> _RECORDS SHOWN_
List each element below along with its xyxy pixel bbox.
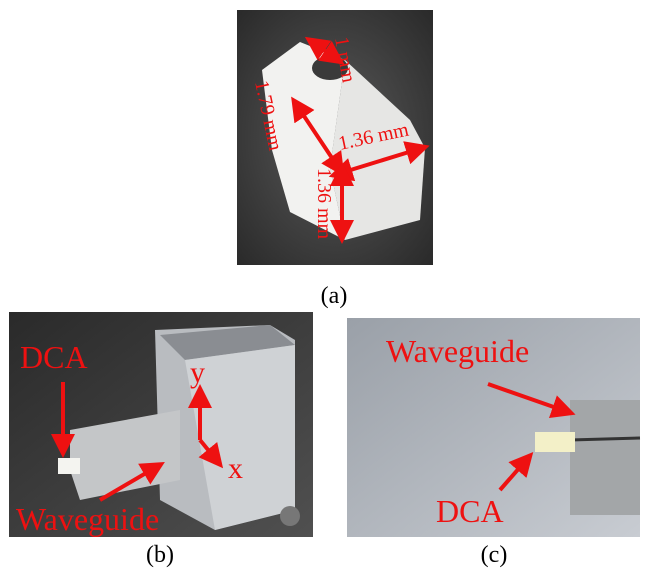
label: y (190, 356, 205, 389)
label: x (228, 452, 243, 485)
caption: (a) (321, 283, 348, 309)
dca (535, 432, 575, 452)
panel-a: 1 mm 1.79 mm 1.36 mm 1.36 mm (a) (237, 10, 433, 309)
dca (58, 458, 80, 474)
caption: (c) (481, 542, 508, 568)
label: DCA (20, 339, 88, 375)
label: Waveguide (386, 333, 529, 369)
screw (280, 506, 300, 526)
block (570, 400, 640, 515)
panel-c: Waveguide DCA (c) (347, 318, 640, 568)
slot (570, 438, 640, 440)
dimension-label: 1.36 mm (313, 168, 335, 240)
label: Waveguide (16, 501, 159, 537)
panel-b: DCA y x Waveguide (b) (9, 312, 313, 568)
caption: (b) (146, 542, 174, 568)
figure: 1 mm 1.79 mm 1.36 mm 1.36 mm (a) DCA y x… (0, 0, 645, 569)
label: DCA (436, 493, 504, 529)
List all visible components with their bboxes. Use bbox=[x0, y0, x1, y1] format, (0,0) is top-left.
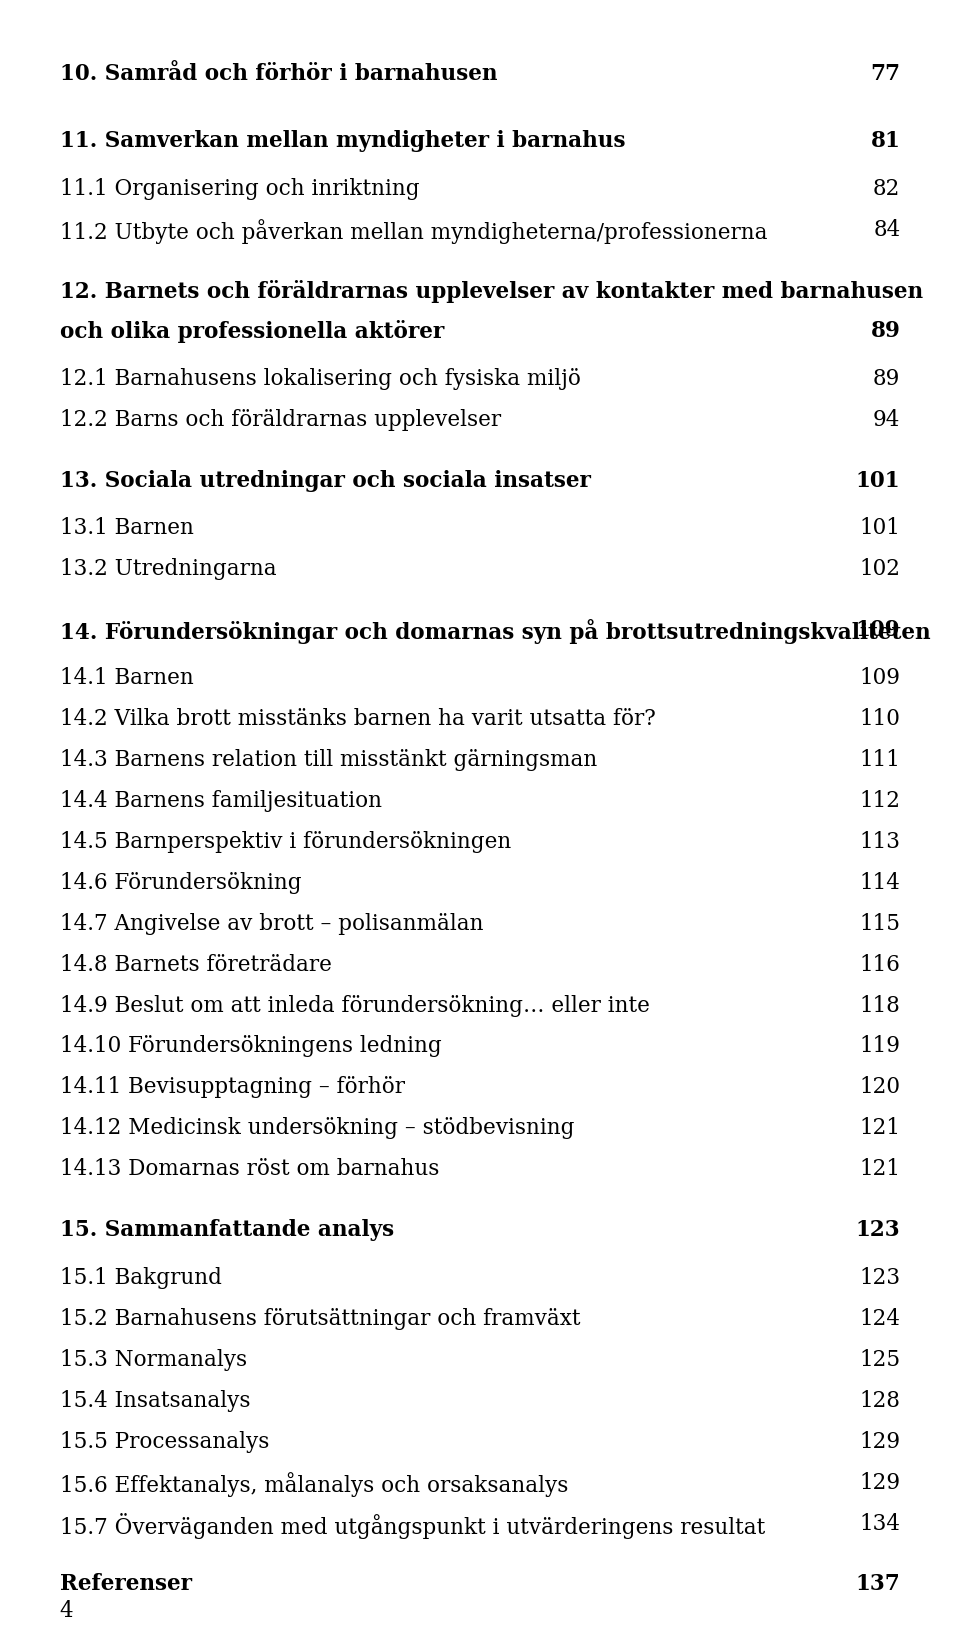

> _WHAT TO DO_
Set down each of the lines above word for word, leaving out the pictures.

> _WRITTEN ANSWER_
List each element below along with its xyxy pixel bbox.
label: y (190, 356, 205, 389)
label: x (228, 452, 243, 485)
caption: (a) (321, 283, 348, 309)
dca (535, 432, 575, 452)
panel-a: 1 mm 1.79 mm 1.36 mm 1.36 mm (a) (237, 10, 433, 309)
dca (58, 458, 80, 474)
caption: (c) (481, 542, 508, 568)
label: DCA (20, 339, 88, 375)
label: Waveguide (386, 333, 529, 369)
screw (280, 506, 300, 526)
block (570, 400, 640, 515)
panel-c: Waveguide DCA (c) (347, 318, 640, 568)
slot (570, 438, 640, 440)
dimension-label: 1.36 mm (313, 168, 335, 240)
label: Waveguide (16, 501, 159, 537)
panel-b: DCA y x Waveguide (b) (9, 312, 313, 568)
caption: (b) (146, 542, 174, 568)
figure: 1 mm 1.79 mm 1.36 mm 1.36 mm (a) DCA y x… (0, 0, 645, 569)
label: DCA (436, 493, 504, 529)
List all visible components with their bboxes. Use bbox=[x0, y0, x1, y1] format, (0,0) is top-left.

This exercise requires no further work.